*GIVEN REQUEST*: Look through the records below, and copy out every line that holds the string "espagnol".

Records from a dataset
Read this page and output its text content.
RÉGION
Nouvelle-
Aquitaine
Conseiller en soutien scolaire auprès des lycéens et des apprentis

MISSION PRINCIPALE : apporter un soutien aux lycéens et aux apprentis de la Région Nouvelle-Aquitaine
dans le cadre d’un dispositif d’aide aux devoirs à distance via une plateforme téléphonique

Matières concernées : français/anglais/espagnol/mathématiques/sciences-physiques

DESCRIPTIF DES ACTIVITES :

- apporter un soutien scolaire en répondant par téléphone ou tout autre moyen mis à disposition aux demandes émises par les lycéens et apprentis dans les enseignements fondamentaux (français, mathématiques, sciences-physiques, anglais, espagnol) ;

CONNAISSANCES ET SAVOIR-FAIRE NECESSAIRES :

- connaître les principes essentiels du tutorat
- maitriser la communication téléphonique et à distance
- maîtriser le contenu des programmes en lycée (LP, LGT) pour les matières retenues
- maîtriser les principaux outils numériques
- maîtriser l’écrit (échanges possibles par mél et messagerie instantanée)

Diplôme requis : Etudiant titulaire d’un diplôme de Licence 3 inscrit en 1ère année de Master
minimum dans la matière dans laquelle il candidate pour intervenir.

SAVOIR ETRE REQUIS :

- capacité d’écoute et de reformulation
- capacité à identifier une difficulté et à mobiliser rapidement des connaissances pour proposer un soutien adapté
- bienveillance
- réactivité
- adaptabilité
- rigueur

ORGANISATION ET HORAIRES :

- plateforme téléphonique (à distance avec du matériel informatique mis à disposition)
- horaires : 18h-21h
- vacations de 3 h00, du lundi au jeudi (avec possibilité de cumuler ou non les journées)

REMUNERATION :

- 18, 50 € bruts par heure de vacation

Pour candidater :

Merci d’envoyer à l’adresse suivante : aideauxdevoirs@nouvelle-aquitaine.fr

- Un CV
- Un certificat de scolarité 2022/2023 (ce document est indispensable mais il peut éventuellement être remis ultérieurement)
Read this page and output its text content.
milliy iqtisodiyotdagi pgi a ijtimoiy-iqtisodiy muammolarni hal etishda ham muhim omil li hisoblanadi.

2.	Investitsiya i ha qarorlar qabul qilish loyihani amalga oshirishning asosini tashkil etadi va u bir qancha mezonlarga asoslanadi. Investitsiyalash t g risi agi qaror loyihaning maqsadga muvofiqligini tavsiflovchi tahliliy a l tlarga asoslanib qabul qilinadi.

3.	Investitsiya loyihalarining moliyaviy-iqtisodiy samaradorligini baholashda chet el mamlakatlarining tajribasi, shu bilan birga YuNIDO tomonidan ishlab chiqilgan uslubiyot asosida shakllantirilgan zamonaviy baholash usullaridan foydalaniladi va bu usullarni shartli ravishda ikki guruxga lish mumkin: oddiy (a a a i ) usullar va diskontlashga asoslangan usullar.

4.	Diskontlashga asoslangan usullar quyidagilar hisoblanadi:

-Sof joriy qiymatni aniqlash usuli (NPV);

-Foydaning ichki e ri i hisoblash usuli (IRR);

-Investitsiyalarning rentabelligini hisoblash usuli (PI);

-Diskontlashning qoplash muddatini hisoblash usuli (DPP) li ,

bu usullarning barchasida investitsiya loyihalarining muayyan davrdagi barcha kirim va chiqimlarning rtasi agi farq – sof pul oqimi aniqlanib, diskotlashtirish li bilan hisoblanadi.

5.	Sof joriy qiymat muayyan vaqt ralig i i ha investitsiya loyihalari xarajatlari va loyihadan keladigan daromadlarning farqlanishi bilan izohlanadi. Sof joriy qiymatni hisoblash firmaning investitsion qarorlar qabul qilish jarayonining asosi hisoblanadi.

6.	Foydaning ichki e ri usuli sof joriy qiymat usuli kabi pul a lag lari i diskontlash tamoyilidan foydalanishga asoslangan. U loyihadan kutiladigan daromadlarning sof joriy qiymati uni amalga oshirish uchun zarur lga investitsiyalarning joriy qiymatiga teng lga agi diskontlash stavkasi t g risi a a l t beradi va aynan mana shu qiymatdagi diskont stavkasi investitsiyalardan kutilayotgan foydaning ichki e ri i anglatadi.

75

*THE ANSWER*:
Matières concernées : français/anglais/espagnol/mathématiques/sciences-physiques
- apporter un soutien scolaire en répondant par téléphone ou tout autre moyen mis à disposition aux demandes émises par les lycéens et apprentis dans les enseignements fondamentaux (français, mathématiques, sciences-physiques, anglais, espagnol) ;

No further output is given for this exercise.